### Dataset entries
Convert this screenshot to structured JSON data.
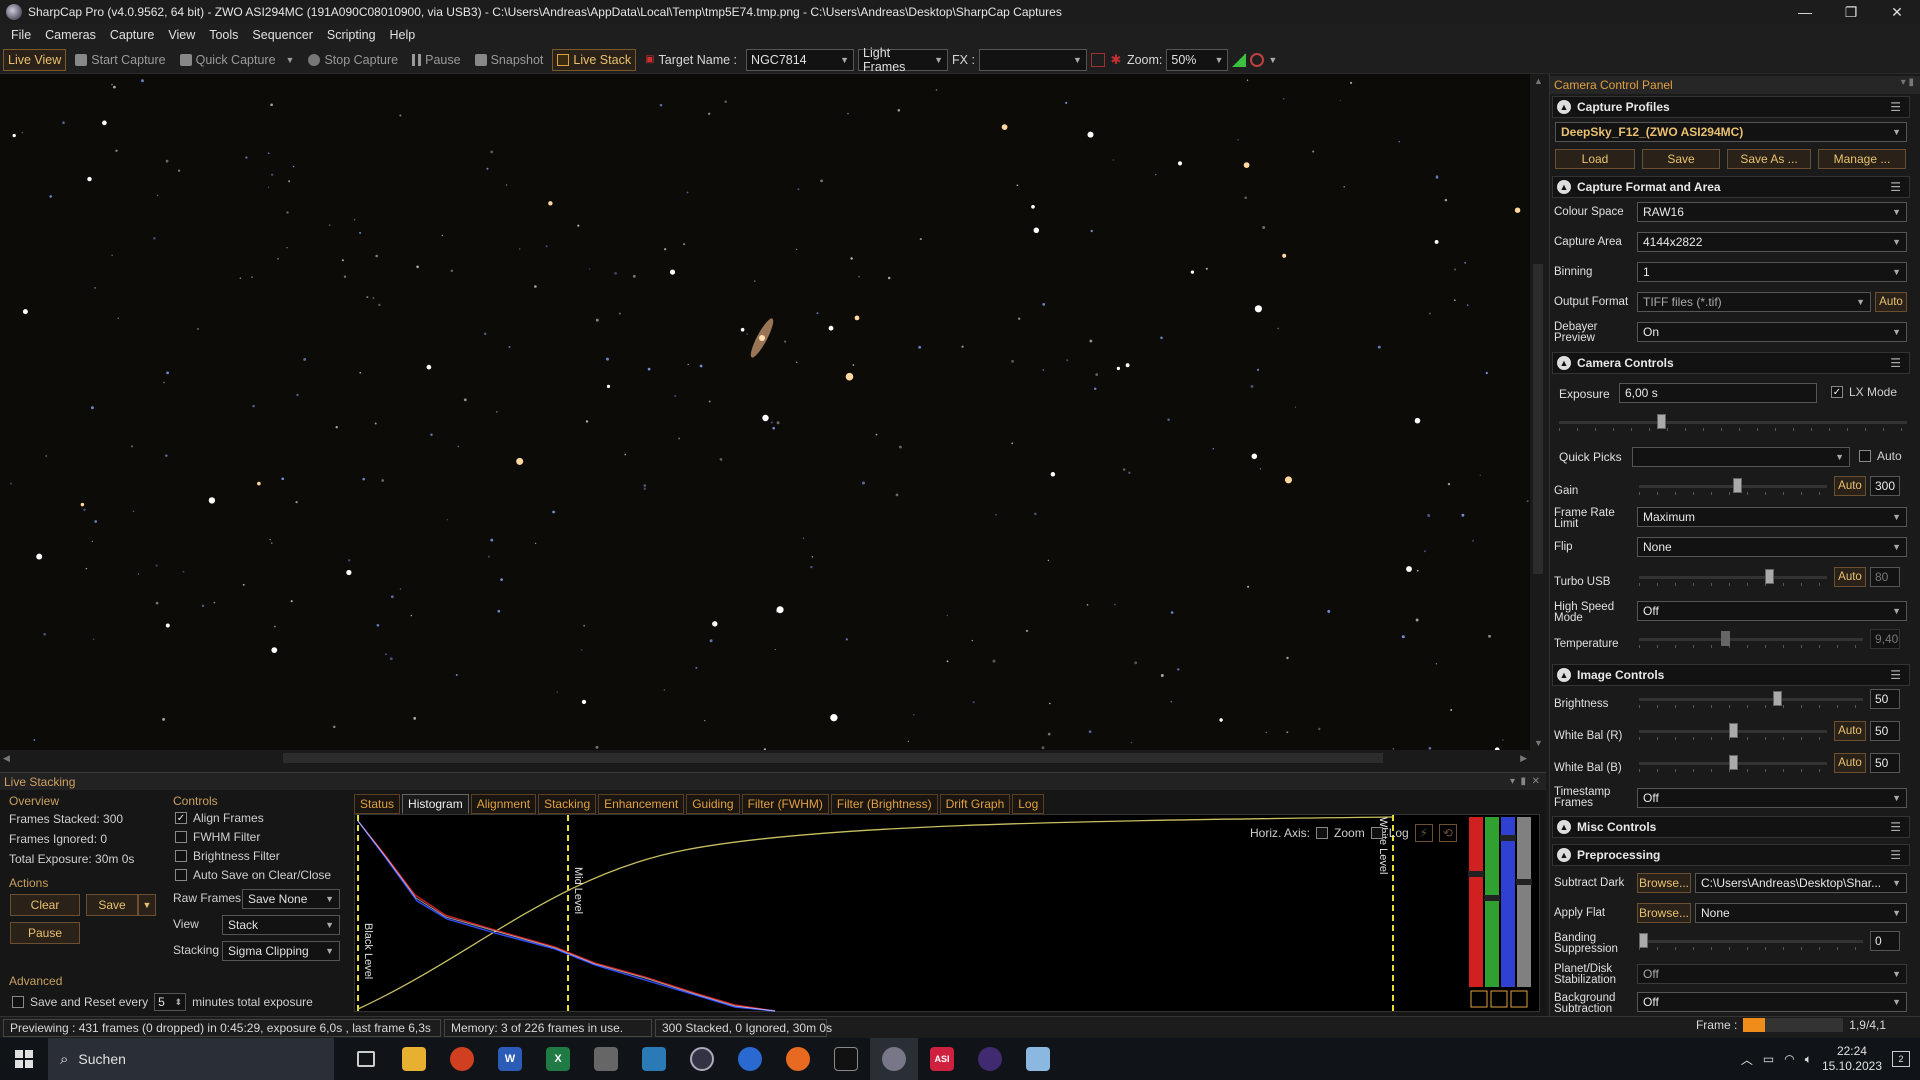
{
  "window": {
    "title": "SharpCap Pro (v4.0.9562, 64 bit) - ZWO ASI294MC (191A090C08010900, via USB3) - C:\\Users\\Andreas\\AppData\\Local\\Temp\\tmp5E74.tmp.png - C:\\Users\\Andreas\\Desktop\\SharpCap Captures",
    "min": "—",
    "max": "❐",
    "close": "✕"
  },
  "menu": [
    "File",
    "Cameras",
    "Capture",
    "View",
    "Tools",
    "Sequencer",
    "Scripting",
    "Help"
  ],
  "toolbar": {
    "live_view": "Live View",
    "start_capture": "Start Capture",
    "quick_capture": "Quick Capture",
    "stop_capture": "Stop Capture",
    "pause": "Pause",
    "snapshot": "Snapshot",
    "live_stack": "Live Stack",
    "target_label": "Target Name :",
    "target_value": "NGC7814",
    "frame_type": "Light Frames",
    "fx_label": "FX :",
    "fx_value": "",
    "zoom_label": "Zoom:",
    "zoom_value": "50%"
  },
  "live_stacking": {
    "title": "Live Stacking",
    "overview": {
      "label": "Overview",
      "frames_stacked": "Frames Stacked: 300",
      "frames_ignored": "Frames Ignored: 0",
      "total_exposure": "Total Exposure:  30m 0s"
    },
    "actions": {
      "label": "Actions",
      "clear": "Clear",
      "save": "Save",
      "pause": "Pause"
    },
    "advanced": {
      "label": "Advanced",
      "save_reset": "Save and Reset every",
      "minutes_value": "5",
      "minutes_label": "minutes total exposure"
    },
    "controls": {
      "label": "Controls",
      "align_frames": "Align Frames",
      "fwhm_filter": "FWHM Filter",
      "brightness_filter": "Brightness Filter",
      "auto_save": "Auto Save on Clear/Close",
      "raw_frames_label": "Raw Frames",
      "raw_frames_value": "Save None",
      "view_label": "View",
      "view_value": "Stack",
      "stacking_label": "Stacking",
      "stacking_value": "Sigma Clipping"
    },
    "tabs": [
      "Status",
      "Histogram",
      "Alignment",
      "Stacking",
      "Enhancement",
      "Guiding",
      "Filter (FWHM)",
      "Filter (Brightness)",
      "Drift Graph",
      "Log"
    ],
    "active_tab": "Histogram",
    "histogram": {
      "horiz_axis": "Horiz. Axis:",
      "zoom": "Zoom",
      "log": "Log",
      "black_level": "Black Level",
      "mid_level": "Mid Level",
      "white_level": "White Level"
    }
  },
  "status_bar": {
    "previewing": "Previewing : 431 frames (0 dropped) in 0:45:29, exposure 6,0s , last frame 6,3s",
    "memory": "Memory: 3 of 226 frames in use.",
    "stacked": "300 Stacked, 0 Ignored, 30m 0s",
    "frame_label": "Frame :",
    "frame_value": "1,9/4,1",
    "frame_fill_fraction": 0.22
  },
  "panel": {
    "title": "Camera Control Panel",
    "capture_profiles": {
      "header": "Capture Profiles",
      "profile": "DeepSky_F12_(ZWO ASI294MC)",
      "load": "Load",
      "save": "Save",
      "save_as": "Save As ...",
      "manage": "Manage ..."
    },
    "format": {
      "header": "Capture Format and Area",
      "colour_space_label": "Colour Space",
      "colour_space": "RAW16",
      "capture_area_label": "Capture Area",
      "capture_area": "4144x2822",
      "binning_label": "Binning",
      "binning": "1",
      "output_format_label": "Output Format",
      "output_format": "TIFF files (*.tif)",
      "auto": "Auto",
      "debayer_label_1": "Debayer",
      "debayer_label_2": "Preview",
      "debayer": "On"
    },
    "camera": {
      "header": "Camera Controls",
      "exposure_label": "Exposure",
      "exposure": "6,00 s",
      "lx_mode": "LX Mode",
      "quick_picks_label": "Quick Picks",
      "quick_picks": "",
      "auto": "Auto",
      "gain_label": "Gain",
      "gain": "300",
      "frame_rate_label_1": "Frame Rate",
      "frame_rate_label_2": "Limit",
      "frame_rate": "Maximum",
      "flip_label": "Flip",
      "flip": "None",
      "turbo_label": "Turbo USB",
      "turbo": "80",
      "high_speed_label_1": "High Speed",
      "high_speed_label_2": "Mode",
      "high_speed": "Off",
      "temperature_label": "Temperature",
      "temperature": "9,40"
    },
    "image": {
      "header": "Image Controls",
      "brightness_label": "Brightness",
      "brightness": "50",
      "wb_r_label": "White Bal (R)",
      "wb_r": "50",
      "wb_b_label": "White Bal (B)",
      "wb_b": "50",
      "auto": "Auto",
      "timestamp_label_1": "Timestamp",
      "timestamp_label_2": "Frames",
      "timestamp": "Off"
    },
    "misc": {
      "header": "Misc Controls"
    },
    "preprocessing": {
      "header": "Preprocessing",
      "subtract_dark_label": "Subtract Dark",
      "browse": "Browse...",
      "dark_path": "C:\\Users\\Andreas\\Desktop\\Shar...",
      "apply_flat_label": "Apply Flat",
      "flat": "None",
      "banding_label_1": "Banding",
      "banding_label_2": "Suppression",
      "banding": "0",
      "planet_label_1": "Planet/Disk",
      "planet_label_2": "Stabilization",
      "planet": "Off",
      "background_label_1": "Background",
      "background_label_2": "Subtraction",
      "background": "Off"
    }
  },
  "taskbar": {
    "search": "Suchen",
    "time": "22:24",
    "date": "15.10.2023"
  },
  "colors": {
    "accent_orange": "#e0a040",
    "frame_fill": "#f08c1a",
    "hist_red": "#d02020",
    "hist_blue": "#3050ff",
    "hist_curve": "#c8c060",
    "level_line": "#e8e030"
  }
}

### Exercise details
Search the preceding listing for "Mode" and extract every line where it is found.

### Response to this exercise
      "lx_mode": "LX Mode",
      "high_speed_label_2": "Mode",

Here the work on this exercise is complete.